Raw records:

• • • • • • •

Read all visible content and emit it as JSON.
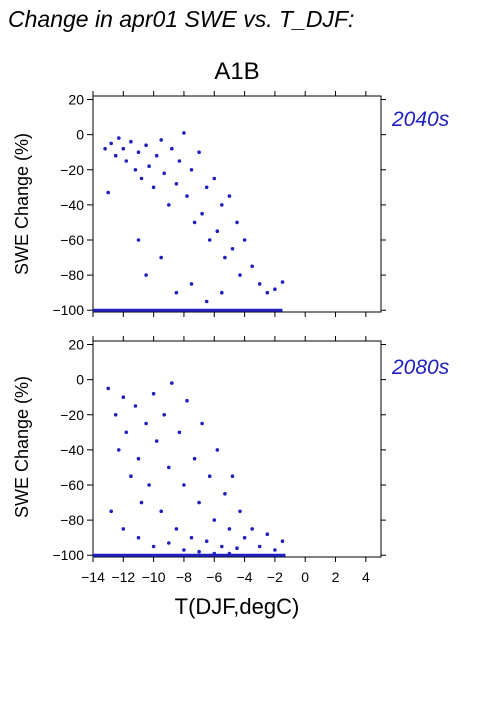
{
  "figure": {
    "title": "Change in apr01 SWE vs. T_DJF:",
    "scenario": "A1B",
    "xlabel": "T(DJF,degC)",
    "point_color": "#2020c0"
  },
  "chart_data": [
    {
      "type": "scatter",
      "panel_label": "2040s",
      "ylabel": "SWE Change (%)",
      "xlim": [
        -14,
        5
      ],
      "ylim": [
        -101,
        22
      ],
      "x_ticks": [
        -14,
        -12,
        -10,
        -8,
        -6,
        -4,
        -2,
        0,
        2,
        4
      ],
      "y_ticks": [
        20,
        0,
        -20,
        -40,
        -60,
        -80,
        -100
      ],
      "x_tick_labels": [],
      "y_tick_labels": [
        "20",
        "0",
        "−20",
        "−40",
        "−60",
        "−80",
        "−100"
      ],
      "series": [
        {
          "points_approx": [
            [
              -13.2,
              -8
            ],
            [
              -13.0,
              -33
            ],
            [
              -12.8,
              -5
            ],
            [
              -12.5,
              -12
            ],
            [
              -12.3,
              -2
            ],
            [
              -12.0,
              -8
            ],
            [
              -11.8,
              -15
            ],
            [
              -11.5,
              -4
            ],
            [
              -11.2,
              -20
            ],
            [
              -11.0,
              -10
            ],
            [
              -10.8,
              -25
            ],
            [
              -10.5,
              -6
            ],
            [
              -10.3,
              -18
            ],
            [
              -10.0,
              -30
            ],
            [
              -9.8,
              -12
            ],
            [
              -9.5,
              -3
            ],
            [
              -9.3,
              -22
            ],
            [
              -9.0,
              -40
            ],
            [
              -8.8,
              -8
            ],
            [
              -8.5,
              -28
            ],
            [
              -8.3,
              -15
            ],
            [
              -8.0,
              1
            ],
            [
              -7.8,
              -35
            ],
            [
              -7.5,
              -20
            ],
            [
              -7.3,
              -50
            ],
            [
              -7.0,
              -10
            ],
            [
              -6.8,
              -45
            ],
            [
              -6.5,
              -30
            ],
            [
              -6.3,
              -60
            ],
            [
              -6.0,
              -25
            ],
            [
              -5.8,
              -55
            ],
            [
              -5.5,
              -40
            ],
            [
              -5.3,
              -70
            ],
            [
              -5.0,
              -35
            ],
            [
              -4.8,
              -65
            ],
            [
              -4.5,
              -50
            ],
            [
              -4.3,
              -80
            ],
            [
              -4.0,
              -60
            ],
            [
              -3.5,
              -75
            ],
            [
              -3.0,
              -85
            ],
            [
              -2.5,
              -90
            ],
            [
              -2.0,
              -88
            ],
            [
              -1.5,
              -84
            ],
            [
              -11.0,
              -60
            ],
            [
              -10.5,
              -80
            ],
            [
              -9.5,
              -70
            ],
            [
              -8.5,
              -90
            ],
            [
              -7.5,
              -85
            ],
            [
              -6.5,
              -95
            ],
            [
              -5.5,
              -90
            ]
          ],
          "baseline_value": -100,
          "baseline_x_range": [
            -14,
            -1.5
          ]
        }
      ]
    },
    {
      "type": "scatter",
      "panel_label": "2080s",
      "ylabel": "SWE Change (%)",
      "xlim": [
        -14,
        5
      ],
      "ylim": [
        -101,
        22
      ],
      "x_ticks": [
        -14,
        -12,
        -10,
        -8,
        -6,
        -4,
        -2,
        0,
        2,
        4
      ],
      "y_ticks": [
        20,
        0,
        -20,
        -40,
        -60,
        -80,
        -100
      ],
      "x_tick_labels": [
        "−14",
        "−12",
        "−10",
        "−8",
        "−6",
        "−4",
        "−2",
        "0",
        "2",
        "4"
      ],
      "y_tick_labels": [
        "20",
        "0",
        "−20",
        "−40",
        "−60",
        "−80",
        "−100"
      ],
      "series": [
        {
          "points_approx": [
            [
              -13.0,
              -5
            ],
            [
              -12.5,
              -20
            ],
            [
              -12.3,
              -40
            ],
            [
              -12.0,
              -10
            ],
            [
              -11.8,
              -30
            ],
            [
              -11.5,
              -55
            ],
            [
              -11.2,
              -15
            ],
            [
              -11.0,
              -45
            ],
            [
              -10.8,
              -70
            ],
            [
              -10.5,
              -25
            ],
            [
              -10.3,
              -60
            ],
            [
              -10.0,
              -8
            ],
            [
              -9.8,
              -35
            ],
            [
              -9.5,
              -75
            ],
            [
              -9.3,
              -20
            ],
            [
              -9.0,
              -50
            ],
            [
              -8.8,
              -2
            ],
            [
              -8.5,
              -85
            ],
            [
              -8.3,
              -30
            ],
            [
              -8.0,
              -60
            ],
            [
              -7.8,
              -12
            ],
            [
              -7.5,
              -90
            ],
            [
              -7.3,
              -45
            ],
            [
              -7.0,
              -70
            ],
            [
              -6.8,
              -25
            ],
            [
              -6.5,
              -92
            ],
            [
              -6.3,
              -55
            ],
            [
              -6.0,
              -80
            ],
            [
              -5.8,
              -40
            ],
            [
              -5.5,
              -95
            ],
            [
              -5.3,
              -65
            ],
            [
              -5.0,
              -85
            ],
            [
              -4.8,
              -55
            ],
            [
              -4.5,
              -96
            ],
            [
              -4.3,
              -75
            ],
            [
              -4.0,
              -90
            ],
            [
              -3.5,
              -85
            ],
            [
              -3.0,
              -95
            ],
            [
              -2.5,
              -88
            ],
            [
              -2.0,
              -97
            ],
            [
              -1.5,
              -92
            ],
            [
              -12.8,
              -75
            ],
            [
              -12.0,
              -85
            ],
            [
              -11.0,
              -90
            ],
            [
              -10.0,
              -95
            ],
            [
              -9.0,
              -93
            ],
            [
              -8.0,
              -97
            ],
            [
              -7.0,
              -98
            ],
            [
              -6.0,
              -99
            ],
            [
              -5.0,
              -99
            ]
          ],
          "baseline_value": -100,
          "baseline_x_range": [
            -14,
            -1.3
          ]
        }
      ]
    }
  ]
}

• • • • • • •

- **Task goal**: Reproduce the whole listing exactly, but not the images in it.

- **Output**:
Read all visible content and emit it as JSON.
{
  "figure": {
    "title": "Change in apr01 SWE vs. T_DJF:",
    "scenario": "A1B",
    "xlabel": "T(DJF,degC)",
    "point_color": "#2020c0"
  },
  "chart_data": [
    {
      "type": "scatter",
      "panel_label": "2040s",
      "ylabel": "SWE Change (%)",
      "xlim": [
        -14,
        5
      ],
      "ylim": [
        -101,
        22
      ],
      "x_ticks": [
        -14,
        -12,
        -10,
        -8,
        -6,
        -4,
        -2,
        0,
        2,
        4
      ],
      "y_ticks": [
        20,
        0,
        -20,
        -40,
        -60,
        -80,
        -100
      ],
      "x_tick_labels": [],
      "y_tick_labels": [
        "20",
        "0",
        "−20",
        "−40",
        "−60",
        "−80",
        "−100"
      ],
      "series": [
        {
          "points_approx": [
            [
              -13.2,
              -8
            ],
            [
              -13.0,
              -33
            ],
            [
              -12.8,
              -5
            ],
            [
              -12.5,
              -12
            ],
            [
              -12.3,
              -2
            ],
            [
              -12.0,
              -8
            ],
            [
              -11.8,
              -15
            ],
            [
              -11.5,
              -4
            ],
            [
              -11.2,
              -20
            ],
            [
              -11.0,
              -10
            ],
            [
              -10.8,
              -25
            ],
            [
              -10.5,
              -6
            ],
            [
              -10.3,
              -18
            ],
            [
              -10.0,
              -30
            ],
            [
              -9.8,
              -12
            ],
            [
              -9.5,
              -3
            ],
            [
              -9.3,
              -22
            ],
            [
              -9.0,
              -40
            ],
            [
              -8.8,
              -8
            ],
            [
              -8.5,
              -28
            ],
            [
              -8.3,
              -15
            ],
            [
              -8.0,
              1
            ],
            [
              -7.8,
              -35
            ],
            [
              -7.5,
              -20
            ],
            [
              -7.3,
              -50
            ],
            [
              -7.0,
              -10
            ],
            [
              -6.8,
              -45
            ],
            [
              -6.5,
              -30
            ],
            [
              -6.3,
              -60
            ],
            [
              -6.0,
              -25
            ],
            [
              -5.8,
              -55
            ],
            [
              -5.5,
              -40
            ],
            [
              -5.3,
              -70
            ],
            [
              -5.0,
              -35
            ],
            [
              -4.8,
              -65
            ],
            [
              -4.5,
              -50
            ],
            [
              -4.3,
              -80
            ],
            [
              -4.0,
              -60
            ],
            [
              -3.5,
              -75
            ],
            [
              -3.0,
              -85
            ],
            [
              -2.5,
              -90
            ],
            [
              -2.0,
              -88
            ],
            [
              -1.5,
              -84
            ],
            [
              -11.0,
              -60
            ],
            [
              -10.5,
              -80
            ],
            [
              -9.5,
              -70
            ],
            [
              -8.5,
              -90
            ],
            [
              -7.5,
              -85
            ],
            [
              -6.5,
              -95
            ],
            [
              -5.5,
              -90
            ]
          ],
          "baseline_value": -100,
          "baseline_x_range": [
            -14,
            -1.5
          ]
        }
      ]
    },
    {
      "type": "scatter",
      "panel_label": "2080s",
      "ylabel": "SWE Change (%)",
      "xlim": [
        -14,
        5
      ],
      "ylim": [
        -101,
        22
      ],
      "x_ticks": [
        -14,
        -12,
        -10,
        -8,
        -6,
        -4,
        -2,
        0,
        2,
        4
      ],
      "y_ticks": [
        20,
        0,
        -20,
        -40,
        -60,
        -80,
        -100
      ],
      "x_tick_labels": [
        "−14",
        "−12",
        "−10",
        "−8",
        "−6",
        "−4",
        "−2",
        "0",
        "2",
        "4"
      ],
      "y_tick_labels": [
        "20",
        "0",
        "−20",
        "−40",
        "−60",
        "−80",
        "−100"
      ],
      "series": [
        {
          "points_approx": [
            [
              -13.0,
              -5
            ],
            [
              -12.5,
              -20
            ],
            [
              -12.3,
              -40
            ],
            [
              -12.0,
              -10
            ],
            [
              -11.8,
              -30
            ],
            [
              -11.5,
              -55
            ],
            [
              -11.2,
              -15
            ],
            [
              -11.0,
              -45
            ],
            [
              -10.8,
              -70
            ],
            [
              -10.5,
              -25
            ],
            [
              -10.3,
              -60
            ],
            [
              -10.0,
              -8
            ],
            [
              -9.8,
              -35
            ],
            [
              -9.5,
              -75
            ],
            [
              -9.3,
              -20
            ],
            [
              -9.0,
              -50
            ],
            [
              -8.8,
              -2
            ],
            [
              -8.5,
              -85
            ],
            [
              -8.3,
              -30
            ],
            [
              -8.0,
              -60
            ],
            [
              -7.8,
              -12
            ],
            [
              -7.5,
              -90
            ],
            [
              -7.3,
              -45
            ],
            [
              -7.0,
              -70
            ],
            [
              -6.8,
              -25
            ],
            [
              -6.5,
              -92
            ],
            [
              -6.3,
              -55
            ],
            [
              -6.0,
              -80
            ],
            [
              -5.8,
              -40
            ],
            [
              -5.5,
              -95
            ],
            [
              -5.3,
              -65
            ],
            [
              -5.0,
              -85
            ],
            [
              -4.8,
              -55
            ],
            [
              -4.5,
              -96
            ],
            [
              -4.3,
              -75
            ],
            [
              -4.0,
              -90
            ],
            [
              -3.5,
              -85
            ],
            [
              -3.0,
              -95
            ],
            [
              -2.5,
              -88
            ],
            [
              -2.0,
              -97
            ],
            [
              -1.5,
              -92
            ],
            [
              -12.8,
              -75
            ],
            [
              -12.0,
              -85
            ],
            [
              -11.0,
              -90
            ],
            [
              -10.0,
              -95
            ],
            [
              -9.0,
              -93
            ],
            [
              -8.0,
              -97
            ],
            [
              -7.0,
              -98
            ],
            [
              -6.0,
              -99
            ],
            [
              -5.0,
              -99
            ]
          ],
          "baseline_value": -100,
          "baseline_x_range": [
            -14,
            -1.3
          ]
        }
      ]
    }
  ]
}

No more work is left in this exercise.